<<<<

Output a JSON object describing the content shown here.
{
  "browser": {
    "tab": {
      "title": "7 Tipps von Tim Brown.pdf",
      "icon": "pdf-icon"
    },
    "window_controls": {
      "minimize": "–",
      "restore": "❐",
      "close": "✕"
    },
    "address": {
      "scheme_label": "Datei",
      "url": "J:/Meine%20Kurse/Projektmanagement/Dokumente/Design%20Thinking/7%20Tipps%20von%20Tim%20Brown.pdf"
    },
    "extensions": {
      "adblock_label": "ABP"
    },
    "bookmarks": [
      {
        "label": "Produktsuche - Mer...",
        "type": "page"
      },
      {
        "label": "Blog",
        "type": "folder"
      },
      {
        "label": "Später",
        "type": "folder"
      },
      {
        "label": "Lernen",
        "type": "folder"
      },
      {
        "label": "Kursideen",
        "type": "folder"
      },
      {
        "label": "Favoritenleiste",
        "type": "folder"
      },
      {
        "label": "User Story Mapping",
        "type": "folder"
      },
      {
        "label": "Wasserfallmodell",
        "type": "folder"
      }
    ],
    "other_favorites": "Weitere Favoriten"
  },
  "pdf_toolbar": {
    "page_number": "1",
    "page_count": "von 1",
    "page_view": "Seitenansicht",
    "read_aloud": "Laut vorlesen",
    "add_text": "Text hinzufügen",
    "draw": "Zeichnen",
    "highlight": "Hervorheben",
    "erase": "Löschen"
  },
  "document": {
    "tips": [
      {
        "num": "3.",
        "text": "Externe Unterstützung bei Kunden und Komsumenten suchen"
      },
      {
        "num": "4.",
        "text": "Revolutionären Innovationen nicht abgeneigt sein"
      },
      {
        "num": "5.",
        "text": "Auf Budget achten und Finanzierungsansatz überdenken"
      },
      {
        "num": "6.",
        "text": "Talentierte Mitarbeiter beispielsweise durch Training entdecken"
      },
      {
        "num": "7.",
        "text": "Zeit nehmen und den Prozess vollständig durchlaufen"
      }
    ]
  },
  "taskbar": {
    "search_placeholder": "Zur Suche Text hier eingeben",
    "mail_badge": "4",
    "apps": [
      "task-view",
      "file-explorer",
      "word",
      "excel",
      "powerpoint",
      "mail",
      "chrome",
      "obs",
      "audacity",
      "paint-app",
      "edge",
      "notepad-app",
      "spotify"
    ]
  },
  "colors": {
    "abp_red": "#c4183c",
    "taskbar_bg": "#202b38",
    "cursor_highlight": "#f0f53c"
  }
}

>>>>

- _Set problem_: Return every line of the material exactly.

- _Response for this exercise_:
Output a JSON object describing the content shown here.
{
  "browser": {
    "tab": {
      "title": "7 Tipps von Tim Brown.pdf",
      "icon": "pdf-icon"
    },
    "window_controls": {
      "minimize": "–",
      "restore": "❐",
      "close": "✕"
    },
    "address": {
      "scheme_label": "Datei",
      "url": "J:/Meine%20Kurse/Projektmanagement/Dokumente/Design%20Thinking/7%20Tipps%20von%20Tim%20Brown.pdf"
    },
    "extensions": {
      "adblock_label": "ABP"
    },
    "bookmarks": [
      {
        "label": "Produktsuche - Mer...",
        "type": "page"
      },
      {
        "label": "Blog",
        "type": "folder"
      },
      {
        "label": "Später",
        "type": "folder"
      },
      {
        "label": "Lernen",
        "type": "folder"
      },
      {
        "label": "Kursideen",
        "type": "folder"
      },
      {
        "label": "Favoritenleiste",
        "type": "folder"
      },
      {
        "label": "User Story Mapping",
        "type": "folder"
      },
      {
        "label": "Wasserfallmodell",
        "type": "folder"
      }
    ],
    "other_favorites": "Weitere Favoriten"
  },
  "pdf_toolbar": {
    "page_number": "1",
    "page_count": "von 1",
    "page_view": "Seitenansicht",
    "read_aloud": "Laut vorlesen",
    "add_text": "Text hinzufügen",
    "draw": "Zeichnen",
    "highlight": "Hervorheben",
    "erase": "Löschen"
  },
  "document": {
    "tips": [
      {
        "num": "3.",
        "text": "Externe Unterstützung bei Kunden und Komsumenten suchen"
      },
      {
        "num": "4.",
        "text": "Revolutionären Innovationen nicht abgeneigt sein"
      },
      {
        "num": "5.",
        "text": "Auf Budget achten und Finanzierungsansatz überdenken"
      },
      {
        "num": "6.",
        "text": "Talentierte Mitarbeiter beispielsweise durch Training entdecken"
      },
      {
        "num": "7.",
        "text": "Zeit nehmen und den Prozess vollständig durchlaufen"
      }
    ]
  },
  "taskbar": {
    "search_placeholder": "Zur Suche Text hier eingeben",
    "mail_badge": "4",
    "apps": [
      "task-view",
      "file-explorer",
      "word",
      "excel",
      "powerpoint",
      "mail",
      "chrome",
      "obs",
      "audacity",
      "paint-app",
      "edge",
      "notepad-app",
      "spotify"
    ]
  },
  "colors": {
    "abp_red": "#c4183c",
    "taskbar_bg": "#202b38",
    "cursor_highlight": "#f0f53c"
  }
}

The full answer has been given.